### Dataset records
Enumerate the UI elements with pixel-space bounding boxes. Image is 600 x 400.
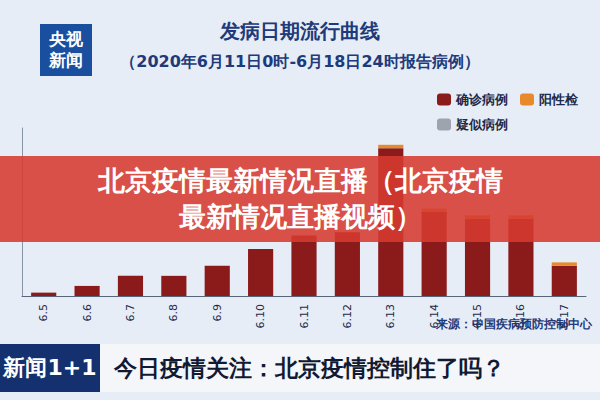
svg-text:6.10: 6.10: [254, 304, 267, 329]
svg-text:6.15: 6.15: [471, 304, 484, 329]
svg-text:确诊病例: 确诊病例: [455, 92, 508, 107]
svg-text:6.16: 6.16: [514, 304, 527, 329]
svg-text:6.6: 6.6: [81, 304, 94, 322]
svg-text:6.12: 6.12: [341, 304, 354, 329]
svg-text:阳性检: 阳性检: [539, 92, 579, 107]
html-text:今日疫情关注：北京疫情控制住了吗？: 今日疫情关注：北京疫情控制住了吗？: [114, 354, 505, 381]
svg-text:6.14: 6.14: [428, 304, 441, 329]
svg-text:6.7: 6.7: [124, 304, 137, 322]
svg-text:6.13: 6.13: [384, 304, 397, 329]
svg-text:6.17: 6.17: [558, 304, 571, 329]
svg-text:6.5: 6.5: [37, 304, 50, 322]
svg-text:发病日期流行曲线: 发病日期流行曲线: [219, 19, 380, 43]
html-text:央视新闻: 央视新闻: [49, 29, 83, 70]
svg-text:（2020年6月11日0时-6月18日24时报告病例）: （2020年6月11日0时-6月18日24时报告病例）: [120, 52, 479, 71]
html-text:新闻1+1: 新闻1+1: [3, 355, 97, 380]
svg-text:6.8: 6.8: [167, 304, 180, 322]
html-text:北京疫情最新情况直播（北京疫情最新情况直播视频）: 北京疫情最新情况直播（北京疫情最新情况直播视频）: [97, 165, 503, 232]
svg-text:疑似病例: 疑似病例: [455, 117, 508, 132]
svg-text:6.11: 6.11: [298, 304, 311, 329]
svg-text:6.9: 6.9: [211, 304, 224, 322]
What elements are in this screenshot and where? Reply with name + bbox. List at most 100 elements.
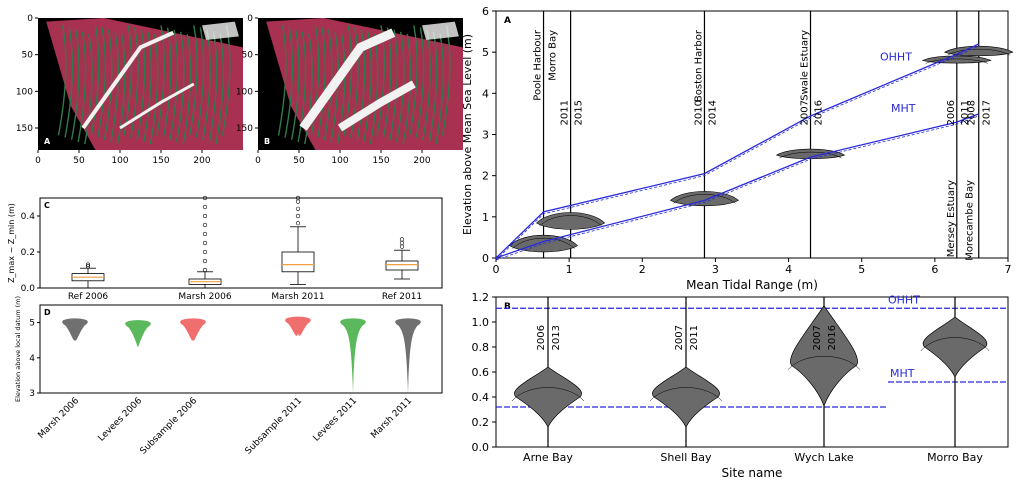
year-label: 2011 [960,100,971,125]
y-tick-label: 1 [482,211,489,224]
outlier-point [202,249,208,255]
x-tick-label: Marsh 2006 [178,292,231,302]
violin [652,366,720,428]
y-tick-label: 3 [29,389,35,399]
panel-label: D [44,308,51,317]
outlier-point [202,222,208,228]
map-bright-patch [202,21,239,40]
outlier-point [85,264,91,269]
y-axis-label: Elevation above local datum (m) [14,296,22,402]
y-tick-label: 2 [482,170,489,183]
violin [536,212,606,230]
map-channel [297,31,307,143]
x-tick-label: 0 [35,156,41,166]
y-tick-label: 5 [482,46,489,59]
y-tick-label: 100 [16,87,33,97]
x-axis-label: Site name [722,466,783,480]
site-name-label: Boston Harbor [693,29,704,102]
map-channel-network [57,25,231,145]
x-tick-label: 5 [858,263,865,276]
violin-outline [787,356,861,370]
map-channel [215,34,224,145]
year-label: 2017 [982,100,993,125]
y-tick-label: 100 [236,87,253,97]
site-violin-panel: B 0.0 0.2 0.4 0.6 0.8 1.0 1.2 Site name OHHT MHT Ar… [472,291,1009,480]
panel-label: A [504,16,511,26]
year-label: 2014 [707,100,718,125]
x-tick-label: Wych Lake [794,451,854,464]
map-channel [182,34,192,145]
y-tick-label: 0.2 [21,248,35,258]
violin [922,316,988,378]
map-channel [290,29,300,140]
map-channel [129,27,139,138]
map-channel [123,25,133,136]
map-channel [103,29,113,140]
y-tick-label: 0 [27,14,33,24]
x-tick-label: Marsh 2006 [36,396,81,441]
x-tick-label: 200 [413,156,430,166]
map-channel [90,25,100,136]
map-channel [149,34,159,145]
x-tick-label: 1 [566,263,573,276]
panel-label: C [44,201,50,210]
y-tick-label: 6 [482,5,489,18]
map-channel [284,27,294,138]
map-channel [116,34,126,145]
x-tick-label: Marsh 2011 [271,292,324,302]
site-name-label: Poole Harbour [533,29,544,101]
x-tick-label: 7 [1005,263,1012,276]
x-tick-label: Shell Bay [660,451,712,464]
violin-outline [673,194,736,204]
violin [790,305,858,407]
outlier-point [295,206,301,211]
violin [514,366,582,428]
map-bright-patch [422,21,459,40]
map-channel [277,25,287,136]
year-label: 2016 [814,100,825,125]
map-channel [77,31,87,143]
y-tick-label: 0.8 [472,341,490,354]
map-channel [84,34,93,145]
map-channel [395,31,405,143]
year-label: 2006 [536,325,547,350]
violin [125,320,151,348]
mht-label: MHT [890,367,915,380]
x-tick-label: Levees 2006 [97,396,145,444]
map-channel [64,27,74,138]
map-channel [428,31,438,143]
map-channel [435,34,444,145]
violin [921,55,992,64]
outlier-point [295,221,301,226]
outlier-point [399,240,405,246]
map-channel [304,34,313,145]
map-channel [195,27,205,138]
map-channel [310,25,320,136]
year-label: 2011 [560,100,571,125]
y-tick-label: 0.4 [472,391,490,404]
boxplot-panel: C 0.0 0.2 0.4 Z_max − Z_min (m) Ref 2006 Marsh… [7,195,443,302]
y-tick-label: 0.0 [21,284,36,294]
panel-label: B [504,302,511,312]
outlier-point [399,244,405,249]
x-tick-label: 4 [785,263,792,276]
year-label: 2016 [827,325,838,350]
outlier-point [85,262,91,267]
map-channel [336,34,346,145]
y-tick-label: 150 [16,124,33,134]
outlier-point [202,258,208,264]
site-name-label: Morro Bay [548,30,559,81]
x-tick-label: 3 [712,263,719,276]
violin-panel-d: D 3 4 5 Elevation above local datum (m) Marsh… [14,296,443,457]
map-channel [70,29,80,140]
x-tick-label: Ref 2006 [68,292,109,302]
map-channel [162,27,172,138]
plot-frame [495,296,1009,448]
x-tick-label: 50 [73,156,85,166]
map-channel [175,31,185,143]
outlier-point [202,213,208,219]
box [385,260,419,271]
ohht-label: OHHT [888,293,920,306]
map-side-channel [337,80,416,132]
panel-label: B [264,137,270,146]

### Request
Print the records from the line containing "year-label: 2011 [960,100,971,125]" through the line containing "y-tick-label: 5 [482,46,489,59]", both included, reproducing each line without any change.

### Response below
year-label: 2011 [960,100,971,125]
y-tick-label: 1 [482,211,489,224]
outlier-point [202,249,208,255]
x-tick-label: Marsh 2006 [178,292,231,302]
violin [652,366,720,428]
y-tick-label: 3 [29,389,35,399]
panel-label: D [44,308,51,317]
outlier-point [202,222,208,228]
map-bright-patch [202,21,239,40]
outlier-point [85,264,91,269]
y-axis-label: Elevation above local datum (m) [14,296,22,402]
y-tick-label: 2 [482,170,489,183]
violin [536,212,606,230]
map-channel [297,31,307,143]
x-tick-label: 0 [35,156,41,166]
y-tick-label: 5 [482,46,489,59]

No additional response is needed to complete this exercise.